- **Directions**: Within the records that follow, find every line containing the string "JSON". Copy those lines.

- **Input records**:
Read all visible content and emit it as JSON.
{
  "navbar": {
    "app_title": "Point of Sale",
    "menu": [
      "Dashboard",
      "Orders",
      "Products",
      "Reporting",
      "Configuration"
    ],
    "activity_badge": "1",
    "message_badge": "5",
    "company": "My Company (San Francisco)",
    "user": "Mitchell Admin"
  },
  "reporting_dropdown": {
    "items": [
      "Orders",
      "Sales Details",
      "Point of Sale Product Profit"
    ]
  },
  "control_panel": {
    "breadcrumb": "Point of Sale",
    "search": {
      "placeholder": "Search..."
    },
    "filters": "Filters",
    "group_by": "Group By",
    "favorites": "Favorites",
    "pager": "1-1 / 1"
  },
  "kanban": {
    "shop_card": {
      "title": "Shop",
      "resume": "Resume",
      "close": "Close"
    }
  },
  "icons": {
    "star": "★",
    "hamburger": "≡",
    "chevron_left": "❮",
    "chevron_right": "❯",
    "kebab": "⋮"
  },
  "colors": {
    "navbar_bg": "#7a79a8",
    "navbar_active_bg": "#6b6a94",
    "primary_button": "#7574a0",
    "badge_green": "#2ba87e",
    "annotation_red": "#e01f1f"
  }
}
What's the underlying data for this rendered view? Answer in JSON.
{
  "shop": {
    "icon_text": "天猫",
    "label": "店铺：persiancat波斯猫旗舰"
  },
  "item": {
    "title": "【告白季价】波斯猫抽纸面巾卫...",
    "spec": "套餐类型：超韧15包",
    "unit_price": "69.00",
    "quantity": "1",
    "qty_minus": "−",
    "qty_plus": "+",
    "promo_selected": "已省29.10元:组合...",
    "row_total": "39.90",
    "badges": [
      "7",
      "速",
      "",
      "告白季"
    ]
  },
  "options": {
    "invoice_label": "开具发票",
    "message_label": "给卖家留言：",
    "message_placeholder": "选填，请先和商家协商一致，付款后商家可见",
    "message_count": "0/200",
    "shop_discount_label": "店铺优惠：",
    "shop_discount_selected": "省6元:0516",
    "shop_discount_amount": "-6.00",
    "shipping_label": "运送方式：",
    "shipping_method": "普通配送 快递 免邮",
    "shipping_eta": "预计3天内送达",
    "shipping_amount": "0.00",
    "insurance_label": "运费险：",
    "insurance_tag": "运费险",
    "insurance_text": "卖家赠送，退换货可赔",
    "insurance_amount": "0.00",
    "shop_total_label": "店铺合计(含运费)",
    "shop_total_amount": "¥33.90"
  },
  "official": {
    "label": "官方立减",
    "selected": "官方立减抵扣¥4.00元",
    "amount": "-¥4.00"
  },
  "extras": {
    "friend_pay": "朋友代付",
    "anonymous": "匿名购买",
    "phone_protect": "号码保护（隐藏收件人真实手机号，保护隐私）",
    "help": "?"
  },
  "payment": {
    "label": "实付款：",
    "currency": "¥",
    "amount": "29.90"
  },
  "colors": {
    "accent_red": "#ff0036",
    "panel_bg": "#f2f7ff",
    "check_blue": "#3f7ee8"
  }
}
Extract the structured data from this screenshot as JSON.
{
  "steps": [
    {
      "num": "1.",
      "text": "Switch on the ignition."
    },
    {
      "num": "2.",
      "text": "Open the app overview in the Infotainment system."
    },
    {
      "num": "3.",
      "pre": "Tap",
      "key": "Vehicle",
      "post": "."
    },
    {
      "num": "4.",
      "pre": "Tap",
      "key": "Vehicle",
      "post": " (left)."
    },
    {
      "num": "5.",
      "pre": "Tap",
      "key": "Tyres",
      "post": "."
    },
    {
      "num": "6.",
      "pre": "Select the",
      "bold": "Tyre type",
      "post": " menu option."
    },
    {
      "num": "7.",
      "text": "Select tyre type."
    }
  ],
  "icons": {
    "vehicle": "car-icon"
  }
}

- **Worked answer**:
Read all visible content and emit it as JSON.
What's the underlying data for this rendered view? Answer in JSON.
Extract the structured data from this screenshot as JSON.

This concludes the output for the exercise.